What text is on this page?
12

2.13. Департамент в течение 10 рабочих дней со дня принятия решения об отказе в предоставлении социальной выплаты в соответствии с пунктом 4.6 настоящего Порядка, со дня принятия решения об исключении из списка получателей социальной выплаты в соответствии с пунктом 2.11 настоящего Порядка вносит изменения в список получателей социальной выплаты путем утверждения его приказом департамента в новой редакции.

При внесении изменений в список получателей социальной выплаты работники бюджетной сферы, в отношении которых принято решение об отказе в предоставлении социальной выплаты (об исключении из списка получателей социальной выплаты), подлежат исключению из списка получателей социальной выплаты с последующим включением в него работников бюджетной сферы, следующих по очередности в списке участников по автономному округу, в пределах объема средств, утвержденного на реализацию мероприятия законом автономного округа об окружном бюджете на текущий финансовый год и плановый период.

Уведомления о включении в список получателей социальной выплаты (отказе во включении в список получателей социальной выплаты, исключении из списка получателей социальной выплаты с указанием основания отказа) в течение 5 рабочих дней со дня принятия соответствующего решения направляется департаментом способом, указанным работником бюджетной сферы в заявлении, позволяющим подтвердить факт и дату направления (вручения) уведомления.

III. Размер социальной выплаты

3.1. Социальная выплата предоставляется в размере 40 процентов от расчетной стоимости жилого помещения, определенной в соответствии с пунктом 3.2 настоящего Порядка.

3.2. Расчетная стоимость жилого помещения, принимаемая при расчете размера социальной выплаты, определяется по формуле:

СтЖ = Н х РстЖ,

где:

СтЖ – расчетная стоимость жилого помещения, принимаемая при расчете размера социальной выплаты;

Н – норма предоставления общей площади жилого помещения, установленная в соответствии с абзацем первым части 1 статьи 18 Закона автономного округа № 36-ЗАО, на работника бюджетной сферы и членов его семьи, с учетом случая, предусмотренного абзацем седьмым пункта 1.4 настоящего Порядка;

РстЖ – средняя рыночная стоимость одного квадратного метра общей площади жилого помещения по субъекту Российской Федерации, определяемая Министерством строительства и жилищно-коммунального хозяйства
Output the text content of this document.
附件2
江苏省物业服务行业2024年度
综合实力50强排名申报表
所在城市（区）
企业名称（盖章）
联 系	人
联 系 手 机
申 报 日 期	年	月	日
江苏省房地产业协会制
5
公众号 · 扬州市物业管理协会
- - -
Objective
Without leaving anything out, give the entries again exactly.

Result for this exercise
What text is on this page?
12

2.13. Департамент в течение 10 рабочих дней со дня принятия решения об отказе в предоставлении социальной выплаты в соответствии с пунктом 4.6 настоящего Порядка, со дня принятия решения об исключении из списка получателей социальной выплаты в соответствии с пунктом 2.11 настоящего Порядка вносит изменения в список получателей социальной выплаты путем утверждения его приказом департамента в новой редакции.

При внесении изменений в список получателей социальной выплаты работники бюджетной сферы, в отношении которых принято решение об отказе в предоставлении социальной выплаты (об исключении из списка получателей социальной выплаты), подлежат исключению из списка получателей социальной выплаты с последующим включением в него работников бюджетной сферы, следующих по очередности в списке участников по автономному округу, в пределах объема средств, утвержденного на реализацию мероприятия законом автономного округа об окружном бюджете на текущий финансовый год и плановый период.

Уведомления о включении в список получателей социальной выплаты (отказе во включении в список получателей социальной выплаты, исключении из списка получателей социальной выплаты с указанием основания отказа) в течение 5 рабочих дней со дня принятия соответствующего решения направляется департаментом способом, указанным работником бюджетной сферы в заявлении, позволяющим подтвердить факт и дату направления (вручения) уведомления.

III. Размер социальной выплаты

3.1. Социальная выплата предоставляется в размере 40 процентов от расчетной стоимости жилого помещения, определенной в соответствии с пунктом 3.2 настоящего Порядка.

3.2. Расчетная стоимость жилого помещения, принимаемая при расчете размера социальной выплаты, определяется по формуле:

СтЖ = Н х РстЖ,

где:

СтЖ – расчетная стоимость жилого помещения, принимаемая при расчете размера социальной выплаты;

Н – норма предоставления общей площади жилого помещения, установленная в соответствии с абзацем первым части 1 статьи 18 Закона автономного округа № 36-ЗАО, на работника бюджетной сферы и членов его семьи, с учетом случая, предусмотренного абзацем седьмым пункта 1.4 настоящего Порядка;

РстЖ – средняя рыночная стоимость одного квадратного метра общей площади жилого помещения по субъекту Российской Федерации, определяемая Министерством строительства и жилищно-коммунального хозяйства
Output the text content of this document.
附件2
江苏省物业服务行业2024年度
综合实力50强排名申报表
所在城市（区）
企业名称（盖章）
联 系	人
联 系 手 机
申 报 日 期	年	月	日
江苏省房地产业协会制
5
公众号 · 扬州市物业管理协会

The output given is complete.